[Start of DATA RECORDS]

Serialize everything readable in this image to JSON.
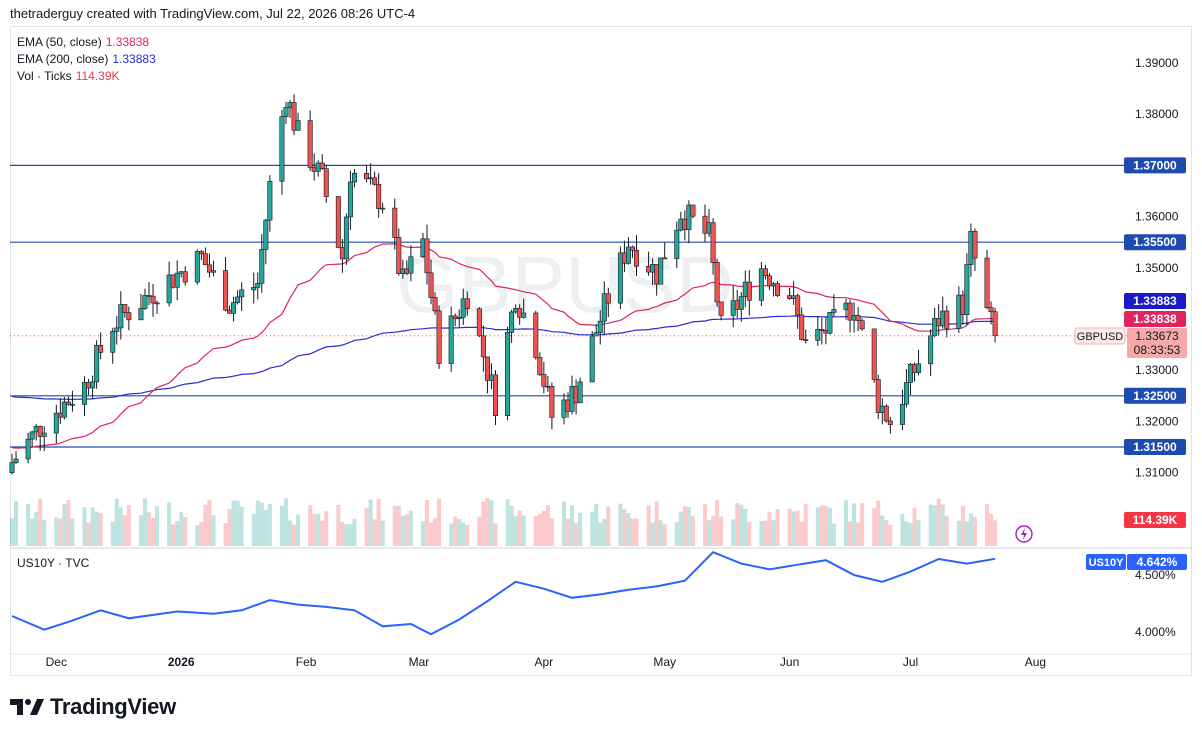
{
  "header": {
    "caption": "thetraderguy created with TradingView.com, Jul 22, 2026 08:26 UTC-4"
  },
  "watermark": "GBPUSD",
  "legend": [
    {
      "label": "EMA (50, close)",
      "value": "1.33838",
      "color": "#e0245e"
    },
    {
      "label": "EMA (200, close)",
      "value": "1.33883",
      "color": "#2a2ad4"
    },
    {
      "label": "Vol · Ticks",
      "value": "114.39K",
      "color": "#f23645"
    }
  ],
  "price_labels": {
    "ema200": "1.33883",
    "ema50": "1.33838",
    "symbol": "GBPUSD",
    "last_price": "1.33673",
    "countdown": "08:33:53",
    "volume": "114.39K"
  },
  "levels": [
    "1.37000",
    "1.35500",
    "1.32500",
    "1.31500"
  ],
  "y_ticks": [
    "1.39000",
    "1.38000",
    "1.37000",
    "1.36000",
    "1.35000",
    "1.34000",
    "1.33000",
    "1.32000",
    "1.31000"
  ],
  "x_ticks": [
    "Dec",
    "2026",
    "Feb",
    "Mar",
    "Apr",
    "May",
    "Jun",
    "Jul",
    "Aug"
  ],
  "sub_pane": {
    "legend": "US10Y · TVC",
    "symbol_tag": "US10Y",
    "last_value": "4.642%",
    "y_ticks": [
      "4.500%",
      "4.000%"
    ]
  },
  "brand": "TradingView",
  "colors": {
    "up": "#26a69a",
    "down": "#ef5350",
    "ema50": "#e0245e",
    "ema200": "#2a2ad4",
    "us10y": "#2962ff",
    "level": "#1e4bb0"
  },
  "chart_data": [
    {
      "type": "candlestick",
      "symbol": "GBPUSD",
      "timeframe": "daily",
      "x_range": [
        "2025-11-20",
        "2026-07-22"
      ],
      "ylim": [
        1.305,
        1.392
      ],
      "horizontal_levels": [
        1.37,
        1.355,
        1.325,
        1.315
      ],
      "last_close": 1.33673,
      "ema50_last": 1.33838,
      "ema200_last": 1.33883,
      "volume_last": "114.39K",
      "close_waypoints": [
        [
          "2025-11-20",
          1.312
        ],
        [
          "2025-11-28",
          1.32
        ],
        [
          "2025-12-08",
          1.327
        ],
        [
          "2025-12-15",
          1.339
        ],
        [
          "2025-12-26",
          1.346
        ],
        [
          "2026-01-06",
          1.352
        ],
        [
          "2026-01-13",
          1.343
        ],
        [
          "2026-01-20",
          1.347
        ],
        [
          "2026-01-23",
          1.366
        ],
        [
          "2026-01-27",
          1.384
        ],
        [
          "2026-01-30",
          1.376
        ],
        [
          "2026-02-05",
          1.367
        ],
        [
          "2026-02-10",
          1.352
        ],
        [
          "2026-02-12",
          1.369
        ],
        [
          "2026-02-20",
          1.363
        ],
        [
          "2026-02-25",
          1.347
        ],
        [
          "2026-03-02",
          1.355
        ],
        [
          "2026-03-06",
          1.334
        ],
        [
          "2026-03-13",
          1.345
        ],
        [
          "2026-03-20",
          1.324
        ],
        [
          "2026-03-25",
          1.345
        ],
        [
          "2026-03-30",
          1.335
        ],
        [
          "2026-04-03",
          1.321
        ],
        [
          "2026-04-09",
          1.326
        ],
        [
          "2026-04-15",
          1.34
        ],
        [
          "2026-04-22",
          1.355
        ],
        [
          "2026-04-29",
          1.349
        ],
        [
          "2026-05-05",
          1.361
        ],
        [
          "2026-05-12",
          1.356
        ],
        [
          "2026-05-15",
          1.338
        ],
        [
          "2026-05-20",
          1.344
        ],
        [
          "2026-05-25",
          1.35
        ],
        [
          "2026-06-01",
          1.345
        ],
        [
          "2026-06-05",
          1.335
        ],
        [
          "2026-06-12",
          1.339
        ],
        [
          "2026-06-17",
          1.343
        ],
        [
          "2026-06-23",
          1.324
        ],
        [
          "2026-06-26",
          1.32
        ],
        [
          "2026-07-02",
          1.33
        ],
        [
          "2026-07-08",
          1.34
        ],
        [
          "2026-07-14",
          1.343
        ],
        [
          "2026-07-16",
          1.355
        ],
        [
          "2026-07-20",
          1.341
        ],
        [
          "2026-07-22",
          1.33673
        ]
      ]
    },
    {
      "type": "line",
      "name": "US10Y",
      "ylim": [
        3.85,
        4.85
      ],
      "last_value": 4.642,
      "points": [
        [
          "2025-11-20",
          4.14
        ],
        [
          "2025-11-28",
          4.02
        ],
        [
          "2025-12-05",
          4.1
        ],
        [
          "2025-12-12",
          4.19
        ],
        [
          "2025-12-19",
          4.12
        ],
        [
          "2025-12-31",
          4.18
        ],
        [
          "2026-01-09",
          4.16
        ],
        [
          "2026-01-16",
          4.19
        ],
        [
          "2026-01-23",
          4.28
        ],
        [
          "2026-01-30",
          4.24
        ],
        [
          "2026-02-06",
          4.22
        ],
        [
          "2026-02-13",
          4.19
        ],
        [
          "2026-02-20",
          4.05
        ],
        [
          "2026-02-27",
          4.07
        ],
        [
          "2026-03-04",
          3.98
        ],
        [
          "2026-03-11",
          4.11
        ],
        [
          "2026-03-18",
          4.27
        ],
        [
          "2026-03-25",
          4.44
        ],
        [
          "2026-04-01",
          4.38
        ],
        [
          "2026-04-08",
          4.3
        ],
        [
          "2026-04-15",
          4.33
        ],
        [
          "2026-04-22",
          4.37
        ],
        [
          "2026-04-29",
          4.4
        ],
        [
          "2026-05-06",
          4.45
        ],
        [
          "2026-05-13",
          4.7
        ],
        [
          "2026-05-20",
          4.6
        ],
        [
          "2026-05-27",
          4.55
        ],
        [
          "2026-06-03",
          4.59
        ],
        [
          "2026-06-10",
          4.63
        ],
        [
          "2026-06-17",
          4.5
        ],
        [
          "2026-06-24",
          4.44
        ],
        [
          "2026-07-01",
          4.53
        ],
        [
          "2026-07-08",
          4.64
        ],
        [
          "2026-07-15",
          4.6
        ],
        [
          "2026-07-22",
          4.642
        ]
      ]
    }
  ]
}
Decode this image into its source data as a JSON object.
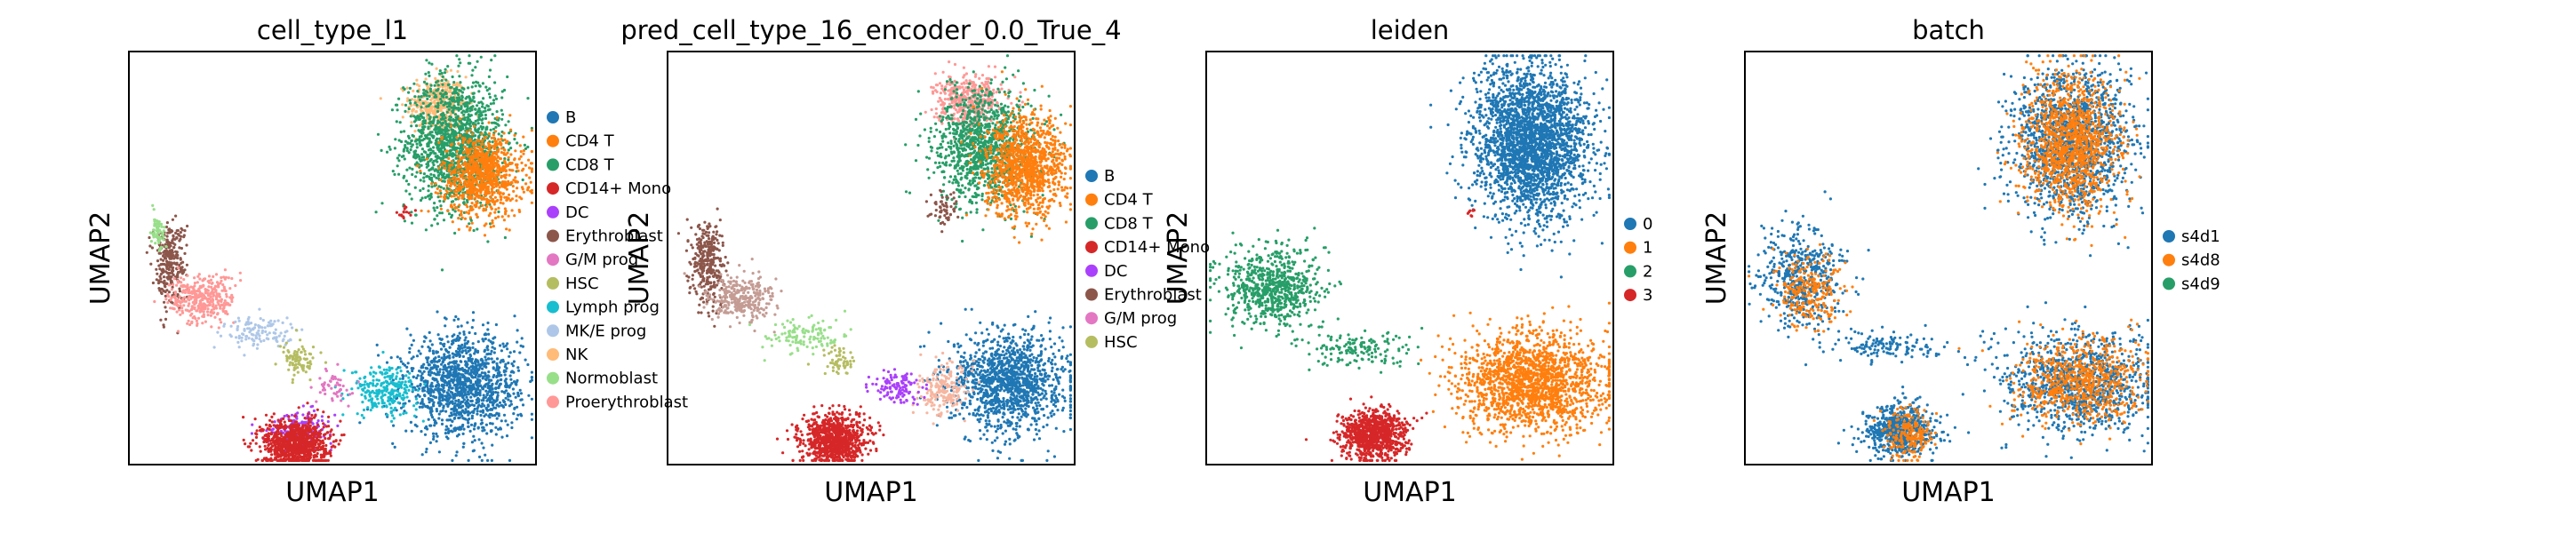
{
  "chart_data": [
    {
      "type": "scatter",
      "title": "cell_type_l1",
      "xlabel": "UMAP1",
      "ylabel": "UMAP2",
      "grid": false,
      "legend_position": "right",
      "legend": [
        {
          "name": "B",
          "color": "#1f77b4"
        },
        {
          "name": "CD4 T",
          "color": "#ff7f0e"
        },
        {
          "name": "CD8 T",
          "color": "#279e68"
        },
        {
          "name": "CD14+ Mono",
          "color": "#d62728"
        },
        {
          "name": "DC",
          "color": "#aa40fc"
        },
        {
          "name": "Erythroblast",
          "color": "#8c564b"
        },
        {
          "name": "G/M prog",
          "color": "#e377c2"
        },
        {
          "name": "HSC",
          "color": "#b5bd61"
        },
        {
          "name": "Lymph prog",
          "color": "#17becf"
        },
        {
          "name": "MK/E prog",
          "color": "#aec7e8"
        },
        {
          "name": "NK",
          "color": "#ffbb78"
        },
        {
          "name": "Normoblast",
          "color": "#98df8a"
        },
        {
          "name": "Proerythroblast",
          "color": "#ff9896"
        }
      ],
      "clusters": [
        {
          "name": "NK",
          "color": "#ffbb78",
          "cx": 0.76,
          "cy": 0.87,
          "sx": 0.035,
          "sy": 0.035,
          "n": 400
        },
        {
          "name": "CD8 T",
          "color": "#279e68",
          "cx": 0.8,
          "cy": 0.78,
          "sx": 0.06,
          "sy": 0.08,
          "n": 1400
        },
        {
          "name": "CD4 T",
          "color": "#ff7f0e",
          "cx": 0.87,
          "cy": 0.7,
          "sx": 0.05,
          "sy": 0.05,
          "n": 900
        },
        {
          "name": "CD14+ Mono",
          "color": "#d62728",
          "cx": 0.68,
          "cy": 0.61,
          "sx": 0.01,
          "sy": 0.01,
          "n": 15
        },
        {
          "name": "B",
          "color": "#1f77b4",
          "cx": 0.82,
          "cy": 0.19,
          "sx": 0.07,
          "sy": 0.06,
          "n": 1300
        },
        {
          "name": "Lymph prog",
          "color": "#17becf",
          "cx": 0.63,
          "cy": 0.18,
          "sx": 0.04,
          "sy": 0.03,
          "n": 250
        },
        {
          "name": "DC",
          "color": "#aa40fc",
          "cx": 0.42,
          "cy": 0.09,
          "sx": 0.04,
          "sy": 0.02,
          "n": 180
        },
        {
          "name": "CD14+ Mono",
          "color": "#d62728",
          "cx": 0.41,
          "cy": 0.05,
          "sx": 0.04,
          "sy": 0.03,
          "n": 900
        },
        {
          "name": "Erythroblast",
          "color": "#8c564b",
          "cx": 0.1,
          "cy": 0.49,
          "sx": 0.02,
          "sy": 0.05,
          "n": 300
        },
        {
          "name": "Proerythroblast",
          "color": "#ff9896",
          "cx": 0.18,
          "cy": 0.4,
          "sx": 0.04,
          "sy": 0.03,
          "n": 350
        },
        {
          "name": "MK/E prog",
          "color": "#aec7e8",
          "cx": 0.32,
          "cy": 0.32,
          "sx": 0.05,
          "sy": 0.02,
          "n": 120
        },
        {
          "name": "HSC",
          "color": "#b5bd61",
          "cx": 0.42,
          "cy": 0.25,
          "sx": 0.02,
          "sy": 0.02,
          "n": 90
        },
        {
          "name": "G/M prog",
          "color": "#e377c2",
          "cx": 0.5,
          "cy": 0.19,
          "sx": 0.02,
          "sy": 0.02,
          "n": 50
        },
        {
          "name": "Normoblast",
          "color": "#98df8a",
          "cx": 0.07,
          "cy": 0.56,
          "sx": 0.01,
          "sy": 0.02,
          "n": 60
        }
      ]
    },
    {
      "type": "scatter",
      "title": "pred_cell_type_16_encoder_0.0_True_4",
      "xlabel": "UMAP1",
      "ylabel": "UMAP2",
      "grid": false,
      "legend_position": "right",
      "legend": [
        {
          "name": "B",
          "color": "#1f77b4"
        },
        {
          "name": "CD4 T",
          "color": "#ff7f0e"
        },
        {
          "name": "CD8 T",
          "color": "#279e68"
        },
        {
          "name": "CD14+ Mono",
          "color": "#d62728"
        },
        {
          "name": "DC",
          "color": "#aa40fc"
        },
        {
          "name": "Erythroblast",
          "color": "#8c564b"
        },
        {
          "name": "G/M prog",
          "color": "#e377c2"
        },
        {
          "name": "HSC",
          "color": "#b5bd61"
        }
      ],
      "clusters": [
        {
          "name": "G/M prog",
          "color": "#ff9896",
          "cx": 0.74,
          "cy": 0.88,
          "sx": 0.04,
          "sy": 0.03,
          "n": 450
        },
        {
          "name": "CD8 T",
          "color": "#279e68",
          "cx": 0.78,
          "cy": 0.77,
          "sx": 0.06,
          "sy": 0.07,
          "n": 1100
        },
        {
          "name": "CD4 T",
          "color": "#ff7f0e",
          "cx": 0.88,
          "cy": 0.72,
          "sx": 0.05,
          "sy": 0.06,
          "n": 1100
        },
        {
          "name": "Erythroblast",
          "color": "#8c564b",
          "cx": 0.68,
          "cy": 0.62,
          "sx": 0.02,
          "sy": 0.02,
          "n": 60
        },
        {
          "name": "B",
          "color": "#1f77b4",
          "cx": 0.84,
          "cy": 0.2,
          "sx": 0.07,
          "sy": 0.06,
          "n": 1300
        },
        {
          "name": "HSC",
          "color": "#f7b6a0",
          "cx": 0.68,
          "cy": 0.18,
          "sx": 0.03,
          "sy": 0.03,
          "n": 200
        },
        {
          "name": "DC",
          "color": "#aa40fc",
          "cx": 0.56,
          "cy": 0.19,
          "sx": 0.03,
          "sy": 0.02,
          "n": 120
        },
        {
          "name": "CD14+ Mono",
          "color": "#d62728",
          "cx": 0.41,
          "cy": 0.06,
          "sx": 0.04,
          "sy": 0.03,
          "n": 900
        },
        {
          "name": "Erythroblast",
          "color": "#8c564b",
          "cx": 0.1,
          "cy": 0.49,
          "sx": 0.02,
          "sy": 0.05,
          "n": 330
        },
        {
          "name": "Erythroblast",
          "color": "#c49c94",
          "cx": 0.18,
          "cy": 0.4,
          "sx": 0.04,
          "sy": 0.03,
          "n": 300
        },
        {
          "name": "HSC",
          "color": "#98df8a",
          "cx": 0.33,
          "cy": 0.31,
          "sx": 0.05,
          "sy": 0.02,
          "n": 120
        },
        {
          "name": "HSC",
          "color": "#b5bd61",
          "cx": 0.42,
          "cy": 0.25,
          "sx": 0.02,
          "sy": 0.02,
          "n": 60
        }
      ]
    },
    {
      "type": "scatter",
      "title": "leiden",
      "xlabel": "UMAP1",
      "ylabel": "UMAP2",
      "grid": false,
      "legend_position": "right",
      "legend": [
        {
          "name": "0",
          "color": "#1f77b4"
        },
        {
          "name": "1",
          "color": "#ff7f0e"
        },
        {
          "name": "2",
          "color": "#279e68"
        },
        {
          "name": "3",
          "color": "#d62728"
        }
      ],
      "clusters": [
        {
          "name": "0",
          "color": "#1f77b4",
          "cx": 0.8,
          "cy": 0.78,
          "sx": 0.07,
          "sy": 0.09,
          "n": 2600
        },
        {
          "name": "3",
          "color": "#d62728",
          "cx": 0.65,
          "cy": 0.61,
          "sx": 0.005,
          "sy": 0.005,
          "n": 8
        },
        {
          "name": "1",
          "color": "#ff7f0e",
          "cx": 0.8,
          "cy": 0.2,
          "sx": 0.09,
          "sy": 0.06,
          "n": 1700
        },
        {
          "name": "2",
          "color": "#279e68",
          "cx": 0.16,
          "cy": 0.43,
          "sx": 0.06,
          "sy": 0.05,
          "n": 700
        },
        {
          "name": "2",
          "color": "#279e68",
          "cx": 0.38,
          "cy": 0.28,
          "sx": 0.06,
          "sy": 0.02,
          "n": 150
        },
        {
          "name": "3",
          "color": "#d62728",
          "cx": 0.41,
          "cy": 0.07,
          "sx": 0.04,
          "sy": 0.03,
          "n": 900
        }
      ]
    },
    {
      "type": "scatter",
      "title": "batch",
      "xlabel": "UMAP1",
      "ylabel": "UMAP2",
      "grid": false,
      "legend_position": "right",
      "legend": [
        {
          "name": "s4d1",
          "color": "#1f77b4"
        },
        {
          "name": "s4d8",
          "color": "#ff7f0e"
        },
        {
          "name": "s4d9",
          "color": "#279e68"
        }
      ],
      "clusters": [
        {
          "name": "s4d1",
          "color": "#1f77b4",
          "cx": 0.8,
          "cy": 0.78,
          "sx": 0.07,
          "sy": 0.09,
          "n": 1500
        },
        {
          "name": "s4d8",
          "color": "#ff7f0e",
          "cx": 0.8,
          "cy": 0.78,
          "sx": 0.06,
          "sy": 0.08,
          "n": 1200
        },
        {
          "name": "s4d1",
          "color": "#1f77b4",
          "cx": 0.82,
          "cy": 0.2,
          "sx": 0.09,
          "sy": 0.06,
          "n": 1000
        },
        {
          "name": "s4d8",
          "color": "#ff7f0e",
          "cx": 0.82,
          "cy": 0.2,
          "sx": 0.08,
          "sy": 0.05,
          "n": 700
        },
        {
          "name": "s4d1",
          "color": "#1f77b4",
          "cx": 0.14,
          "cy": 0.45,
          "sx": 0.05,
          "sy": 0.06,
          "n": 500
        },
        {
          "name": "s4d8",
          "color": "#ff7f0e",
          "cx": 0.16,
          "cy": 0.42,
          "sx": 0.04,
          "sy": 0.05,
          "n": 250
        },
        {
          "name": "s4d1",
          "color": "#1f77b4",
          "cx": 0.36,
          "cy": 0.29,
          "sx": 0.06,
          "sy": 0.02,
          "n": 130
        },
        {
          "name": "s4d1",
          "color": "#1f77b4",
          "cx": 0.38,
          "cy": 0.08,
          "sx": 0.04,
          "sy": 0.03,
          "n": 650
        },
        {
          "name": "s4d8",
          "color": "#ff7f0e",
          "cx": 0.4,
          "cy": 0.07,
          "sx": 0.03,
          "sy": 0.03,
          "n": 200
        }
      ]
    }
  ]
}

[End of DATA RECORDS]

» **GOAL**: Take every line from the data above that holds "image" and copy it out.

» **SOLUTION TO THIS EXERCISE**:
Serialize everything readable in this image to JSON.
Decode this image into its source data as a JSON object.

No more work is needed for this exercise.